* EXERCISE REQUIREMENTS: Go through the listing and copy each line with the string "screenshot".

* Entries from a dataset:
▬▬▬▬▬▬
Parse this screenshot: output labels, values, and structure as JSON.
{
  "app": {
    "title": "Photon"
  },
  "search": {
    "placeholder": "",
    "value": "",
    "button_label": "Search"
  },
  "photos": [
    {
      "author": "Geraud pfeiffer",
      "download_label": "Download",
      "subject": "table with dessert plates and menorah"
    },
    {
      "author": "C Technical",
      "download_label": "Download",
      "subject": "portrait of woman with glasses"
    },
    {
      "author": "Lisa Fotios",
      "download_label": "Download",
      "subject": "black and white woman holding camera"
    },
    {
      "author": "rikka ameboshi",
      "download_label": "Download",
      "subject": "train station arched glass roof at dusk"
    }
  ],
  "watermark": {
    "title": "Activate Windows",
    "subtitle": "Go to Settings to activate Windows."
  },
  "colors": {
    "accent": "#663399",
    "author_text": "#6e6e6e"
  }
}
▬▬▬▬▬▬
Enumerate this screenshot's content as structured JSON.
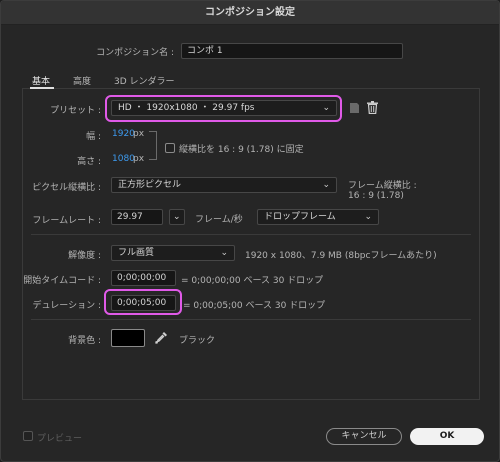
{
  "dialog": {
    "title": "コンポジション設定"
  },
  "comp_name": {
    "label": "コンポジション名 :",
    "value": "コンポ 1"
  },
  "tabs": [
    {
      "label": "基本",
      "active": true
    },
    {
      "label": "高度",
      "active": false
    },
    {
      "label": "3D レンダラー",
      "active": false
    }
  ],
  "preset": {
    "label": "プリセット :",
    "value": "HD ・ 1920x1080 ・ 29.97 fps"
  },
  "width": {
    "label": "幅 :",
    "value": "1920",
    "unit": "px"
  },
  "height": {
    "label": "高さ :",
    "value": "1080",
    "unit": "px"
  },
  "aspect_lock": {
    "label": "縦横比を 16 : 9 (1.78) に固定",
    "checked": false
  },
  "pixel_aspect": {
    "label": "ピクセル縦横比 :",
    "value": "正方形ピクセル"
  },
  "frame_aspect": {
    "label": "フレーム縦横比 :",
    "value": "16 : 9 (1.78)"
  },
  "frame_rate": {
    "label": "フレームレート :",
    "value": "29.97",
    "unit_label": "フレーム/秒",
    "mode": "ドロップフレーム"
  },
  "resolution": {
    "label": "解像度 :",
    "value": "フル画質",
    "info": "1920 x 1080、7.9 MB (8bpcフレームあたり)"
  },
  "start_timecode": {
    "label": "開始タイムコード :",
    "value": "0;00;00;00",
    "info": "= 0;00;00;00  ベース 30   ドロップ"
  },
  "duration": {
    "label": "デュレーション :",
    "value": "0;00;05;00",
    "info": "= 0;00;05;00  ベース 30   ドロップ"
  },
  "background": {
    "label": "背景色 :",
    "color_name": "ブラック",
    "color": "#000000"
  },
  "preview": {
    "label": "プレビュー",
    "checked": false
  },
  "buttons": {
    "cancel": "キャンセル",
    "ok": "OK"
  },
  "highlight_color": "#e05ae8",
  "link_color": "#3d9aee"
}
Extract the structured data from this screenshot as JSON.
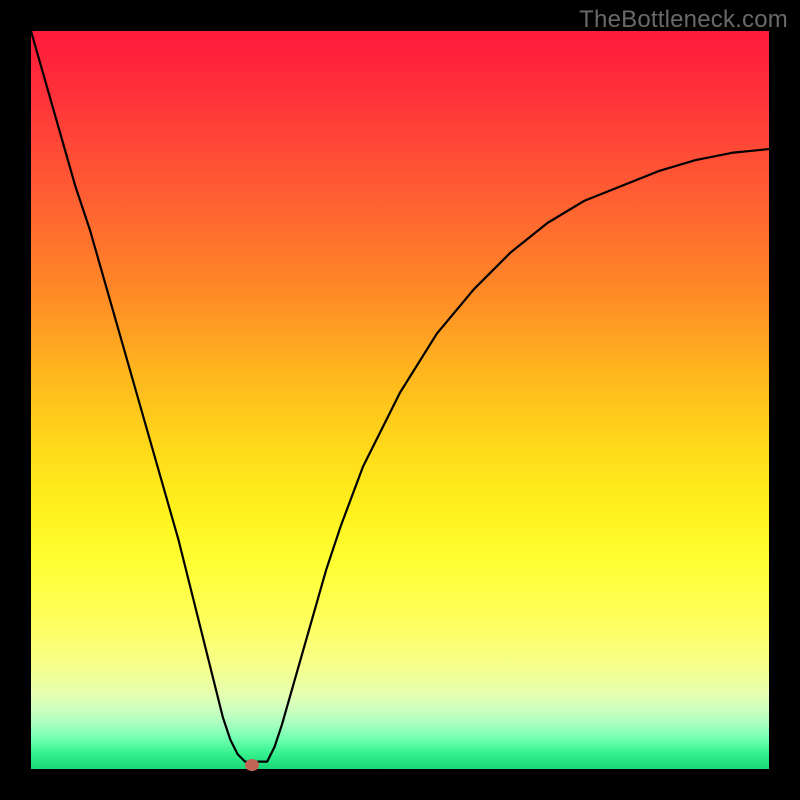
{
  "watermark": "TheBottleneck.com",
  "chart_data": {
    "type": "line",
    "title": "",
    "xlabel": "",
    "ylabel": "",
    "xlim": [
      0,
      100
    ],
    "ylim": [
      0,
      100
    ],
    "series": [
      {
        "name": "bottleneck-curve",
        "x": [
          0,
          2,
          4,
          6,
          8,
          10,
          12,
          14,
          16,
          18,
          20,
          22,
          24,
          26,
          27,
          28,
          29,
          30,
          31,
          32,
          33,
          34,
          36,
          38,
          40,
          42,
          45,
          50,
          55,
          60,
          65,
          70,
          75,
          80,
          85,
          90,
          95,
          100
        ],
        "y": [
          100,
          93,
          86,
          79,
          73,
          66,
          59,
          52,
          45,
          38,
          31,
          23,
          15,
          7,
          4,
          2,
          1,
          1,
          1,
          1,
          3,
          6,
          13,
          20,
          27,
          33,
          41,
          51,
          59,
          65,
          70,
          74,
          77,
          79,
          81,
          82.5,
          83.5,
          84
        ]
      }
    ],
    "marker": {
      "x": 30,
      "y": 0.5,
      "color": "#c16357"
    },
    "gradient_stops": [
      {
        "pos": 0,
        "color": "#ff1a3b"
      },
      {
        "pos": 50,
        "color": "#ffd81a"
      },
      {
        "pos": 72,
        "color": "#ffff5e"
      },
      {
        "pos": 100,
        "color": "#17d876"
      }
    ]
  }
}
▬▬▬▬▬▬
* ANSWER FOR THE TASK:
Parse this screenshot: output labels, values, and structure as JSON.
Enumerate this screenshot's content as structured JSON.
Extract the structured data from this screenshot as JSON.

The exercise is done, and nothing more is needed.